Within the records that follow, find every line containing the string "vocational". Copy those lines.

--- start of Exercise inputs ---

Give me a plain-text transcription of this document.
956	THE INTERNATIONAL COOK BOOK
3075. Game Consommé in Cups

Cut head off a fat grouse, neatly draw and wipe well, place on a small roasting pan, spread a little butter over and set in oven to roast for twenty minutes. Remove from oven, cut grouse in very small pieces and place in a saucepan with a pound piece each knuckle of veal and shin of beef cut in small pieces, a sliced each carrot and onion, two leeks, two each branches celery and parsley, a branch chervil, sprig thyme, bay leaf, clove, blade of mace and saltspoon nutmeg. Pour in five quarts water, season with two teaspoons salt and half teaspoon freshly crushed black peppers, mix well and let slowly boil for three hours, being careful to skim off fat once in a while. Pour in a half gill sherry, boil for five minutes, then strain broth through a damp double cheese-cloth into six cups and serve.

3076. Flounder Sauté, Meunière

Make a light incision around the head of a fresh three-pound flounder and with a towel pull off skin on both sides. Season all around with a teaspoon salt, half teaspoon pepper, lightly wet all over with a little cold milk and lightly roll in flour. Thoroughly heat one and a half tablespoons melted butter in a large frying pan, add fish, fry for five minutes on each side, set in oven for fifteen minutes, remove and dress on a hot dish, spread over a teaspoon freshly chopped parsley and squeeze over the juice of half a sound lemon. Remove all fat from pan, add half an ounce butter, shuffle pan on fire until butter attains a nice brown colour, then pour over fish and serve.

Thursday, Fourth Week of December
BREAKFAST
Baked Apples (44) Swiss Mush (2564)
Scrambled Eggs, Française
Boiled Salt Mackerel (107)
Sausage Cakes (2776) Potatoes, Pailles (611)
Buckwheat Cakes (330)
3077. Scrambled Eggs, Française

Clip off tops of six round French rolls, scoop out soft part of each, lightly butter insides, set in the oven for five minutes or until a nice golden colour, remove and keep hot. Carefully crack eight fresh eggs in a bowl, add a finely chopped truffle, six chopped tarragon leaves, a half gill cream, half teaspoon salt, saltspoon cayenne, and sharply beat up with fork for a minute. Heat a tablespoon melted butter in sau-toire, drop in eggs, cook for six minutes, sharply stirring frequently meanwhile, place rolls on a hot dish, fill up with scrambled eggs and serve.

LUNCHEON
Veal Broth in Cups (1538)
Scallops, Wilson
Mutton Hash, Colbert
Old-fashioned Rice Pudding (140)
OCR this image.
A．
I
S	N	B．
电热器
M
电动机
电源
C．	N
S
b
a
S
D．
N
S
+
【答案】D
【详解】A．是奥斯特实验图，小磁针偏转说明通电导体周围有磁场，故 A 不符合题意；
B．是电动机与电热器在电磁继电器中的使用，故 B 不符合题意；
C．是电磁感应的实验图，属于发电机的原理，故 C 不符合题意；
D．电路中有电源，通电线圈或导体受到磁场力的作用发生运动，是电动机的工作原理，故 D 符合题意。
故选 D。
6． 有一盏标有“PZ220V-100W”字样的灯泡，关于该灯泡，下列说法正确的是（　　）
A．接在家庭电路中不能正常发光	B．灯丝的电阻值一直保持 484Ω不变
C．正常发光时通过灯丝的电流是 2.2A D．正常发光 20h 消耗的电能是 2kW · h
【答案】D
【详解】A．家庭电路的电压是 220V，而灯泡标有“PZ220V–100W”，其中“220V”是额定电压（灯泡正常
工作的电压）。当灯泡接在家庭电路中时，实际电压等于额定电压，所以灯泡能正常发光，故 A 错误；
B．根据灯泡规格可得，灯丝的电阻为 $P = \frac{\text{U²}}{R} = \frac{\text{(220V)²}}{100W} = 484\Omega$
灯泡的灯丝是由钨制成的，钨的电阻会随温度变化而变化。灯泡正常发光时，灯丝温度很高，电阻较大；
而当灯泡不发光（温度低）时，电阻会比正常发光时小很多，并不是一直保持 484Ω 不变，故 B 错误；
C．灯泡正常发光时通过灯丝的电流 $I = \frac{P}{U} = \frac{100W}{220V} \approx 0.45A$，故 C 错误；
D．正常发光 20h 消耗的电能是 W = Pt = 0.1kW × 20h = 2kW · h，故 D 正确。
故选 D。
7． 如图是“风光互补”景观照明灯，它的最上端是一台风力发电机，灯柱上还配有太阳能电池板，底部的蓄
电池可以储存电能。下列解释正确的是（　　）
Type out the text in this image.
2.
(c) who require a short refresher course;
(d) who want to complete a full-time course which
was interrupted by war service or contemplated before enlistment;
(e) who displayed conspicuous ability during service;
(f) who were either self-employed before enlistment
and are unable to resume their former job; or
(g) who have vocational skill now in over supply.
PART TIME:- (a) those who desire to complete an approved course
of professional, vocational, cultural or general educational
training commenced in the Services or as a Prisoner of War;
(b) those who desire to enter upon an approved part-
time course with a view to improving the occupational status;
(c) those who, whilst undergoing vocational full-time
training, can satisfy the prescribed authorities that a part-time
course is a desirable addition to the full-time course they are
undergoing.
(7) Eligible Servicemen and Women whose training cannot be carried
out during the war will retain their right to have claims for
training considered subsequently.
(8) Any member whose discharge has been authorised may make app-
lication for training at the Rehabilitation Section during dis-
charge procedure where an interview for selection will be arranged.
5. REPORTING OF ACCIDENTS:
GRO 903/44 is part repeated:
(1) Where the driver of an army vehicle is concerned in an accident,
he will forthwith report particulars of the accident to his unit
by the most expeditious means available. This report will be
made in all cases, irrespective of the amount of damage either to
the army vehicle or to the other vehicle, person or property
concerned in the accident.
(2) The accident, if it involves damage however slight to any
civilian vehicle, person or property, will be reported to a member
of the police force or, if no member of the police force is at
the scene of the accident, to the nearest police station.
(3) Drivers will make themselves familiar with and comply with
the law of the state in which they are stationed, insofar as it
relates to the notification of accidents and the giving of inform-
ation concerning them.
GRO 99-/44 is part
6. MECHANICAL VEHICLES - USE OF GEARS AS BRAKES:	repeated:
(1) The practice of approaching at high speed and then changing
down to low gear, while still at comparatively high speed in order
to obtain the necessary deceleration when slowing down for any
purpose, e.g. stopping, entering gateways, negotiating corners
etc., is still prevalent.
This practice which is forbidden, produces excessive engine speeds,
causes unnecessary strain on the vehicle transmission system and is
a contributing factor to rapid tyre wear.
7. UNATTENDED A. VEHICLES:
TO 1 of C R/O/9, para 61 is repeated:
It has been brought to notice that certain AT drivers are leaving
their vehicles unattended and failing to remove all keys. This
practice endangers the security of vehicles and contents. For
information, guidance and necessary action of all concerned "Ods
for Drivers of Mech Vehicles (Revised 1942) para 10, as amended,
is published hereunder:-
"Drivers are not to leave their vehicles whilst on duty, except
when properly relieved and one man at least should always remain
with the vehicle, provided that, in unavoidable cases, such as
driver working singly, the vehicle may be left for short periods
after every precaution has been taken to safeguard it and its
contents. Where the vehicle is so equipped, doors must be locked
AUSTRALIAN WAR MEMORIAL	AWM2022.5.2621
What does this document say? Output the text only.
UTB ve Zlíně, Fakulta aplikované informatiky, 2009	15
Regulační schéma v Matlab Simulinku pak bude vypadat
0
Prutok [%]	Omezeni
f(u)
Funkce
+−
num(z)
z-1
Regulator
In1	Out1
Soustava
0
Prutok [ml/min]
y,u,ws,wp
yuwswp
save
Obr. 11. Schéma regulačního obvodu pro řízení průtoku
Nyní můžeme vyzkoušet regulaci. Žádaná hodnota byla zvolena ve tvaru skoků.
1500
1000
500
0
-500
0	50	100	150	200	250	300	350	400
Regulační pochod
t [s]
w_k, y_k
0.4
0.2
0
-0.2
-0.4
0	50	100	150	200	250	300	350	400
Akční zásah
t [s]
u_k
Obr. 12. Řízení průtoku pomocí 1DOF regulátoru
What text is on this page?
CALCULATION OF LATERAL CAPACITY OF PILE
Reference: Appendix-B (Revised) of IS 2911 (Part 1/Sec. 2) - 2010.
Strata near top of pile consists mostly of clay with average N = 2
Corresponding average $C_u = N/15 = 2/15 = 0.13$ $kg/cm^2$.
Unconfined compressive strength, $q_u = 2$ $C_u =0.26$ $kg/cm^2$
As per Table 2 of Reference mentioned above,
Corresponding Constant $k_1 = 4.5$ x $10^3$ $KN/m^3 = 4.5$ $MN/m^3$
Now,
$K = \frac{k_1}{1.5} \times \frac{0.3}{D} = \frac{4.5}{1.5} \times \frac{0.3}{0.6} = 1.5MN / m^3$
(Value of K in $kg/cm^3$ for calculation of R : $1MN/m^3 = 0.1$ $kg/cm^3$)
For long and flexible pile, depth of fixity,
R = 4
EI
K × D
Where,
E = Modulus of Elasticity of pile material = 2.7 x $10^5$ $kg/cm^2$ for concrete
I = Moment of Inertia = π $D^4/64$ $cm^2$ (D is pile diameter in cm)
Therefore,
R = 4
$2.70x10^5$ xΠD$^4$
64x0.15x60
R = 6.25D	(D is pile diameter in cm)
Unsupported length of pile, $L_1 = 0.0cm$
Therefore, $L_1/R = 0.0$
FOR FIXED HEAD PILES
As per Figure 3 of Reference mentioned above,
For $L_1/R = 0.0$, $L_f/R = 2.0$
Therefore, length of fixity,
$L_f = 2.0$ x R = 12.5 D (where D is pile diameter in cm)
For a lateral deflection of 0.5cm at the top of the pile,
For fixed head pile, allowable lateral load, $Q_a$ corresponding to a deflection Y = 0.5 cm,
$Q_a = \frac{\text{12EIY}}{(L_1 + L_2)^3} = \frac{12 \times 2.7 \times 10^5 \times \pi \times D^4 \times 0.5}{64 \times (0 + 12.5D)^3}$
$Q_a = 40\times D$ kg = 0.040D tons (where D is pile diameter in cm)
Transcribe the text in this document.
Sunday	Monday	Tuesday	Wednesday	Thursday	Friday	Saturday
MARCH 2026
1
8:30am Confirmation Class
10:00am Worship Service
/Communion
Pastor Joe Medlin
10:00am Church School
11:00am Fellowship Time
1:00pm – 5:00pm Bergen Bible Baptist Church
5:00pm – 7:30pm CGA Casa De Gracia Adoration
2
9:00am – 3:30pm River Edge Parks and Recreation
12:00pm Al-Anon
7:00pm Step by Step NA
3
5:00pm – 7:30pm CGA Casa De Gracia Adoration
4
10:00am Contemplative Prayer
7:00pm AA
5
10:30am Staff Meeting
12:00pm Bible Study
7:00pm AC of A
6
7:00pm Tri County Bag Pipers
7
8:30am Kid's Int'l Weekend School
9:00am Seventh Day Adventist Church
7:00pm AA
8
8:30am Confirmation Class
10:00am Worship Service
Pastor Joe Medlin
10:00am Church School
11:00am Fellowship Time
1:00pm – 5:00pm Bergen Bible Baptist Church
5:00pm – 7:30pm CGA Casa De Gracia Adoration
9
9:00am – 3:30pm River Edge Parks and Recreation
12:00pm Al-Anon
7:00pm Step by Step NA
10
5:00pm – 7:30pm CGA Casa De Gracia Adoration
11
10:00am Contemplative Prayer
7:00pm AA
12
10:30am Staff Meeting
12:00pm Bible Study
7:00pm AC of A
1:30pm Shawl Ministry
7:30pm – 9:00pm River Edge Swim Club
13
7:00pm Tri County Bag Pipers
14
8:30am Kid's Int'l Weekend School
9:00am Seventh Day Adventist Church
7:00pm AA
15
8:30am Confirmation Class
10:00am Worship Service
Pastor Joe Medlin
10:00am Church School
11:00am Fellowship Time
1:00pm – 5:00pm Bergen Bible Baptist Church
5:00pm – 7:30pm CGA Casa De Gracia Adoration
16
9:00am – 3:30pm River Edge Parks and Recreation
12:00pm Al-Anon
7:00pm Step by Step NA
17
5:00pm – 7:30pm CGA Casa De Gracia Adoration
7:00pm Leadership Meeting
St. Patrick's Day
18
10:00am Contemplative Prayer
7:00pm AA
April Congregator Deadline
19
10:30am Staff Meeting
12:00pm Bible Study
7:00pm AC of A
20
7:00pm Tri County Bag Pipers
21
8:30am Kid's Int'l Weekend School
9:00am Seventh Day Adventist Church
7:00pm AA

--- end of Exercise inputs ---

**Reply**
(g) who have vocational skill now in over supply.
of professional, vocational, cultural or general educational
(c) those who, whilst undergoing vocational full-time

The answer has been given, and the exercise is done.